§ Required task
Reproduce all the entries precisely.

§ Data rows
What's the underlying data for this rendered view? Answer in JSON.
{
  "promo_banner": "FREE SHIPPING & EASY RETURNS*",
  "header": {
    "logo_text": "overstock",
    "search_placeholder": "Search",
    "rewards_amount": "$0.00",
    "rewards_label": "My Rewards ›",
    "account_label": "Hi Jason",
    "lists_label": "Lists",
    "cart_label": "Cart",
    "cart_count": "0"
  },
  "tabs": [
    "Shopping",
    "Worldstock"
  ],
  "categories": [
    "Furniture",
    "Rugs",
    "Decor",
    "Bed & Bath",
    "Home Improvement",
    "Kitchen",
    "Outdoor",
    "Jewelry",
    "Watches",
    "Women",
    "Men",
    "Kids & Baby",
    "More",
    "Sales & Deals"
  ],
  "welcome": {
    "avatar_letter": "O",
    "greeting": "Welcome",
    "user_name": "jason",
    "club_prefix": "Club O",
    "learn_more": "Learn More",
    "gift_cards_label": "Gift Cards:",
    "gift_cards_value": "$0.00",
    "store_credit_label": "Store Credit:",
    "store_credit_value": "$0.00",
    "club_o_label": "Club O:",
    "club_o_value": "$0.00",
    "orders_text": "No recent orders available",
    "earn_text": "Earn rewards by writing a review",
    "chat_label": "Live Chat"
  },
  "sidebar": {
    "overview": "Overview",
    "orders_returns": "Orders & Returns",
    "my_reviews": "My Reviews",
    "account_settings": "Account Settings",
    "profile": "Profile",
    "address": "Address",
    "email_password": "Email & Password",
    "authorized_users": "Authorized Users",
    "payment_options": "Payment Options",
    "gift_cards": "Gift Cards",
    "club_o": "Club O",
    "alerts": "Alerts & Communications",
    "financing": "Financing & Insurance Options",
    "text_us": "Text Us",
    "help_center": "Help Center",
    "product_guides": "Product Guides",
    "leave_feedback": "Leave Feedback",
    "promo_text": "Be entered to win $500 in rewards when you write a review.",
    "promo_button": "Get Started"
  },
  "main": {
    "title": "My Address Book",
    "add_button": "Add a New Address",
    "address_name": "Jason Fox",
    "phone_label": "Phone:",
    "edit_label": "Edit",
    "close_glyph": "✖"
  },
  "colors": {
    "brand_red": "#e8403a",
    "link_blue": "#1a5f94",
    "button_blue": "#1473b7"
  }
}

§ Written response
What's the underlying data for this rendered view? Answer in JSON.
{
  "promo_banner": "FREE SHIPPING & EASY RETURNS*",
  "header": {
    "logo_text": "overstock",
    "search_placeholder": "Search",
    "rewards_amount": "$0.00",
    "rewards_label": "My Rewards ›",
    "account_label": "Hi Jason",
    "lists_label": "Lists",
    "cart_label": "Cart",
    "cart_count": "0"
  },
  "tabs": [
    "Shopping",
    "Worldstock"
  ],
  "categories": [
    "Furniture",
    "Rugs",
    "Decor",
    "Bed & Bath",
    "Home Improvement",
    "Kitchen",
    "Outdoor",
    "Jewelry",
    "Watches",
    "Women",
    "Men",
    "Kids & Baby",
    "More",
    "Sales & Deals"
  ],
  "welcome": {
    "avatar_letter": "O",
    "greeting": "Welcome",
    "user_name": "jason",
    "club_prefix": "Club O",
    "learn_more": "Learn More",
    "gift_cards_label": "Gift Cards:",
    "gift_cards_value": "$0.00",
    "store_credit_label": "Store Credit:",
    "store_credit_value": "$0.00",
    "club_o_label": "Club O:",
    "club_o_value": "$0.00",
    "orders_text": "No recent orders available",
    "earn_text": "Earn rewards by writing a review",
    "chat_label": "Live Chat"
  },
  "sidebar": {
    "overview": "Overview",
    "orders_returns": "Orders & Returns",
    "my_reviews": "My Reviews",
    "account_settings": "Account Settings",
    "profile": "Profile",
    "address": "Address",
    "email_password": "Email & Password",
    "authorized_users": "Authorized Users",
    "payment_options": "Payment Options",
    "gift_cards": "Gift Cards",
    "club_o": "Club O",
    "alerts": "Alerts & Communications",
    "financing": "Financing & Insurance Options",
    "text_us": "Text Us",
    "help_center": "Help Center",
    "product_guides": "Product Guides",
    "leave_feedback": "Leave Feedback",
    "promo_text": "Be entered to win $500 in rewards when you write a review.",
    "promo_button": "Get Started"
  },
  "main": {
    "title": "My Address Book",
    "add_button": "Add a New Address",
    "address_name": "Jason Fox",
    "phone_label": "Phone:",
    "edit_label": "Edit",
    "close_glyph": "✖"
  },
  "colors": {
    "brand_red": "#e8403a",
    "link_blue": "#1a5f94",
    "button_blue": "#1473b7"
  }
}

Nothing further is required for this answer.